* start *
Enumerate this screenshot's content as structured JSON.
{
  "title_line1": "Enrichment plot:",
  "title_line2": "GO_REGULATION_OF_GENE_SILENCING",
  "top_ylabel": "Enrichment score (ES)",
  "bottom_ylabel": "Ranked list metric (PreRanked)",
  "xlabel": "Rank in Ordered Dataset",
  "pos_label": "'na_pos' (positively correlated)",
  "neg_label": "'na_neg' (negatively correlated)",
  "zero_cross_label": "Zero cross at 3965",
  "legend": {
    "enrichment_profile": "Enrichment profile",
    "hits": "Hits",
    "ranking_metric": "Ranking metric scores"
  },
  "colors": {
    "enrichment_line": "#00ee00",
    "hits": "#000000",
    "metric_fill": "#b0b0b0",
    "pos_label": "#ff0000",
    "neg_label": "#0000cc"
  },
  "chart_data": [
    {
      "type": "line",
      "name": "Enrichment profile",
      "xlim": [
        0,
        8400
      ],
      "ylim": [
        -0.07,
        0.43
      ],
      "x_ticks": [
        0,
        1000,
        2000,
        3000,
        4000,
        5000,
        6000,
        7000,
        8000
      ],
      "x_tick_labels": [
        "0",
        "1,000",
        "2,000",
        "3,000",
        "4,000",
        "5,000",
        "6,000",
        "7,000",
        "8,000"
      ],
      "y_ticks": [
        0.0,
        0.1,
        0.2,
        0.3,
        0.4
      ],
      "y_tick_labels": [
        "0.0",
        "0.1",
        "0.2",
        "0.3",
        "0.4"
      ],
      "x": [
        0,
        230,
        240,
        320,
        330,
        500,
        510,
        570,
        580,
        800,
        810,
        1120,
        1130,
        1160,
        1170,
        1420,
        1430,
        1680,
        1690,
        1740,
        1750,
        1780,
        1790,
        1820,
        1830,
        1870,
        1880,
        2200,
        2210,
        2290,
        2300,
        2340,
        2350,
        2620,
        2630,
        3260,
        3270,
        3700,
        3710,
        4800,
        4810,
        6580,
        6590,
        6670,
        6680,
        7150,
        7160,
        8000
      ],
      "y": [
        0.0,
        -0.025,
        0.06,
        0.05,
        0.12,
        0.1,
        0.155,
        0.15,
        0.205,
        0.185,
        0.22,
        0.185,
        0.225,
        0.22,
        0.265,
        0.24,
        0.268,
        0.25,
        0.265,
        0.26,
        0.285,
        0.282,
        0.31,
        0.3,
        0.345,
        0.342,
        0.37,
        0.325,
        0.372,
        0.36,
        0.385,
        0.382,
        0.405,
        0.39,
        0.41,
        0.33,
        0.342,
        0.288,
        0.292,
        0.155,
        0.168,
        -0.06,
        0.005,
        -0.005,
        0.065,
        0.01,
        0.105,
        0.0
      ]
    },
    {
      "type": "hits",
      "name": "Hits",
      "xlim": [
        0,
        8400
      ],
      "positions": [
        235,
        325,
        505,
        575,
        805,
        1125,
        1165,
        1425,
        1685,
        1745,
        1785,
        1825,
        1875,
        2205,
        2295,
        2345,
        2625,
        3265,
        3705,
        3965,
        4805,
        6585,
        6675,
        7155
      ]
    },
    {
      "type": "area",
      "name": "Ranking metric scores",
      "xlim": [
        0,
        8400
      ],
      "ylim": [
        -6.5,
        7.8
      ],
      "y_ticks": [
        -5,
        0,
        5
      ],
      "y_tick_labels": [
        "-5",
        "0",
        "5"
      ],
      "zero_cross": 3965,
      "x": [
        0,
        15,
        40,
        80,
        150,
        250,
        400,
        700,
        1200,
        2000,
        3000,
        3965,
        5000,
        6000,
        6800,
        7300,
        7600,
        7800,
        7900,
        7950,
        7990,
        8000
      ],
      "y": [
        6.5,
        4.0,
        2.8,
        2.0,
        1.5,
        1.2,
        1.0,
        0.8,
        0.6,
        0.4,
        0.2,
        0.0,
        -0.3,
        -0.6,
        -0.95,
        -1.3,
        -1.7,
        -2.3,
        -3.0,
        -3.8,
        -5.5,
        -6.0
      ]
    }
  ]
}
* end *
▶ _WHAT THIS TASK INVOLVES_
Reproduce each line of the material containing the word "Ranking".

▶ _TASK OUTPUT_
    "ranking_metric": "Ranking metric scores"
      "name": "Ranking metric scores",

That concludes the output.